STATED PROBLEM:
Write down each entry again, exactly as it reads.

INPUT RECORDS:
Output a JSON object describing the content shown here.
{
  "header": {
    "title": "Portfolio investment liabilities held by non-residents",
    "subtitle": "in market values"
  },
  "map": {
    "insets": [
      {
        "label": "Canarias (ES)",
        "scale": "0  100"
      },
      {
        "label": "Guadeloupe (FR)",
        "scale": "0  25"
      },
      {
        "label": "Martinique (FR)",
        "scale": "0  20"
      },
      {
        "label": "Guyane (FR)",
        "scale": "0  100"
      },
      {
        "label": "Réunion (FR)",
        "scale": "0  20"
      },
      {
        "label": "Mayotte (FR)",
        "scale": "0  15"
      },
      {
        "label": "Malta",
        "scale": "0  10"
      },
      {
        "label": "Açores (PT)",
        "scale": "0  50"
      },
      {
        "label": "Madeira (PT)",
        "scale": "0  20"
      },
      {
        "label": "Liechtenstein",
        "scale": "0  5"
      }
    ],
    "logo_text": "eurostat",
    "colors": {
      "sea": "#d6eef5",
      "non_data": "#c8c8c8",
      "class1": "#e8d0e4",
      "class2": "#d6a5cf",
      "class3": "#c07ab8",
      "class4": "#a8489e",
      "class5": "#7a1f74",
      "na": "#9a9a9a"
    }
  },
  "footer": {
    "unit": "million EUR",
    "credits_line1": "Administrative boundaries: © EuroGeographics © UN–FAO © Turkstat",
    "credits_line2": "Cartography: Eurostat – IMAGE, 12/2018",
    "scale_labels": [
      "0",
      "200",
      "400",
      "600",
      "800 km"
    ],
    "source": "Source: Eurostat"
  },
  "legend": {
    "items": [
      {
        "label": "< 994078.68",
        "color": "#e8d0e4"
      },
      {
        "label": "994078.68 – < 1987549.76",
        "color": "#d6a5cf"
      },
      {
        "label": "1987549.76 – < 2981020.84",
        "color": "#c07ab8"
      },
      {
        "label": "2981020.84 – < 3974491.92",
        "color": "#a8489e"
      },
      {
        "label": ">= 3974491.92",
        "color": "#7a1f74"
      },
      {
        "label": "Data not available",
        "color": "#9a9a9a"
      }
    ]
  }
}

SOLUTION FOR THIS EXERCISE:
Output a JSON object describing the content shown here.
{
  "header": {
    "title": "Portfolio investment liabilities held by non-residents",
    "subtitle": "in market values"
  },
  "map": {
    "insets": [
      {
        "label": "Canarias (ES)",
        "scale": "0  100"
      },
      {
        "label": "Guadeloupe (FR)",
        "scale": "0  25"
      },
      {
        "label": "Martinique (FR)",
        "scale": "0  20"
      },
      {
        "label": "Guyane (FR)",
        "scale": "0  100"
      },
      {
        "label": "Réunion (FR)",
        "scale": "0  20"
      },
      {
        "label": "Mayotte (FR)",
        "scale": "0  15"
      },
      {
        "label": "Malta",
        "scale": "0  10"
      },
      {
        "label": "Açores (PT)",
        "scale": "0  50"
      },
      {
        "label": "Madeira (PT)",
        "scale": "0  20"
      },
      {
        "label": "Liechtenstein",
        "scale": "0  5"
      }
    ],
    "logo_text": "eurostat",
    "colors": {
      "sea": "#d6eef5",
      "non_data": "#c8c8c8",
      "class1": "#e8d0e4",
      "class2": "#d6a5cf",
      "class3": "#c07ab8",
      "class4": "#a8489e",
      "class5": "#7a1f74",
      "na": "#9a9a9a"
    }
  },
  "footer": {
    "unit": "million EUR",
    "credits_line1": "Administrative boundaries: © EuroGeographics © UN–FAO © Turkstat",
    "credits_line2": "Cartography: Eurostat – IMAGE, 12/2018",
    "scale_labels": [
      "0",
      "200",
      "400",
      "600",
      "800 km"
    ],
    "source": "Source: Eurostat"
  },
  "legend": {
    "items": [
      {
        "label": "< 994078.68",
        "color": "#e8d0e4"
      },
      {
        "label": "994078.68 – < 1987549.76",
        "color": "#d6a5cf"
      },
      {
        "label": "1987549.76 – < 2981020.84",
        "color": "#c07ab8"
      },
      {
        "label": "2981020.84 – < 3974491.92",
        "color": "#a8489e"
      },
      {
        "label": ">= 3974491.92",
        "color": "#7a1f74"
      },
      {
        "label": "Data not available",
        "color": "#9a9a9a"
      }
    ]
  }
}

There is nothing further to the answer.